(Aim of the exercise): In the entries that follow, count each line containing "photos" and state the total, nothing more.

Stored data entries
◆ ◆ ◆ ◆
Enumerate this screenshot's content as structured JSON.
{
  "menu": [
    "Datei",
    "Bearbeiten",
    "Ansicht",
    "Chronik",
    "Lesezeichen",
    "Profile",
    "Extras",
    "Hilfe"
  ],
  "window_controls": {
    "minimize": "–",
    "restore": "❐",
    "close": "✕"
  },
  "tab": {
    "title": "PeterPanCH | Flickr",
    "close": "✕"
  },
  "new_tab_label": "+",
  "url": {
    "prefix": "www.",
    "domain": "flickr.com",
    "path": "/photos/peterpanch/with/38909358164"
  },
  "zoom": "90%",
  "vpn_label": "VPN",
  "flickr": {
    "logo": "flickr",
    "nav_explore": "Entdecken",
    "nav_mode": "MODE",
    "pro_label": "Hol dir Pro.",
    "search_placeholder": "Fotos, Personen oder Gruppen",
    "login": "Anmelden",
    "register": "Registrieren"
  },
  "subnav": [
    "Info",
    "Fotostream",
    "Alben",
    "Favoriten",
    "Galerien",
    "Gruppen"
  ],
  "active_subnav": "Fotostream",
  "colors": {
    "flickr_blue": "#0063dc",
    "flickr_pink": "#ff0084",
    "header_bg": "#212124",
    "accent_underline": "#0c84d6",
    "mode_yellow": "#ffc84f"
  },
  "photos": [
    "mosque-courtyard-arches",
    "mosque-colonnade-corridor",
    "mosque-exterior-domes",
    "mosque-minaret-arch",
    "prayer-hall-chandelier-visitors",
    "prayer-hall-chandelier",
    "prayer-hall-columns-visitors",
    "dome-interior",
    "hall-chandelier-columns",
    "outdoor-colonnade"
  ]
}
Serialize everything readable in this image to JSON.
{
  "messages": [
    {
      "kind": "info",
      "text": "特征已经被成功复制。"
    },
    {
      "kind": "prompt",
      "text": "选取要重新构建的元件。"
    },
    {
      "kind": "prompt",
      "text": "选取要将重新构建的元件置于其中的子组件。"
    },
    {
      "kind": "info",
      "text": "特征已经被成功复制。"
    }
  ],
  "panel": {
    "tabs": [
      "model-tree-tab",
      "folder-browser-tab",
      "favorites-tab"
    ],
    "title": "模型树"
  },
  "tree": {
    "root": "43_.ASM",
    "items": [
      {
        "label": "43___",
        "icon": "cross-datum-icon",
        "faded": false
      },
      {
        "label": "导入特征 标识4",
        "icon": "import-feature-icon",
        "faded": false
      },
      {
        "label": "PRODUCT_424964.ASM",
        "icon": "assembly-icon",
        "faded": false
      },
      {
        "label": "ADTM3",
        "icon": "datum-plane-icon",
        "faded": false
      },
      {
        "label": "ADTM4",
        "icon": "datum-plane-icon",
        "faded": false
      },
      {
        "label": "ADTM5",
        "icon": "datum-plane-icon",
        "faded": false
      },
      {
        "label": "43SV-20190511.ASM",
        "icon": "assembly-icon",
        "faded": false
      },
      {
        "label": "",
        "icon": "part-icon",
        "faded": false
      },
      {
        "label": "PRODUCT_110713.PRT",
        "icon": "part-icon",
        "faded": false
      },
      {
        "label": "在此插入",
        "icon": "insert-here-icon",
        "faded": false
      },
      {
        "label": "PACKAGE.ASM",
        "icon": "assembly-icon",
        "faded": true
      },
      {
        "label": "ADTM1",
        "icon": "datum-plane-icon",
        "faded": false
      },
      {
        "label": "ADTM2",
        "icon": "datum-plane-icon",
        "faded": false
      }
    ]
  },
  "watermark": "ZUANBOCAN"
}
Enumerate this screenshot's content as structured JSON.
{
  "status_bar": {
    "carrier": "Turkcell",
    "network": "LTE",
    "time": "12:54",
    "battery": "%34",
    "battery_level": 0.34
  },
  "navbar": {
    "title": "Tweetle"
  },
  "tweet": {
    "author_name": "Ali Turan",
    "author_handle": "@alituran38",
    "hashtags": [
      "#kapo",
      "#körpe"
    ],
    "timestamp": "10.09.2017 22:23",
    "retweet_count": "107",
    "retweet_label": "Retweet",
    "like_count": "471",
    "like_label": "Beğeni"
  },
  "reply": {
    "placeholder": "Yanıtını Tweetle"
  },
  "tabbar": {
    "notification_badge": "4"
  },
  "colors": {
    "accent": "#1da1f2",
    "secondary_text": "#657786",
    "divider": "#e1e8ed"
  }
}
◆ ◆ ◆ ◆
(The output): 2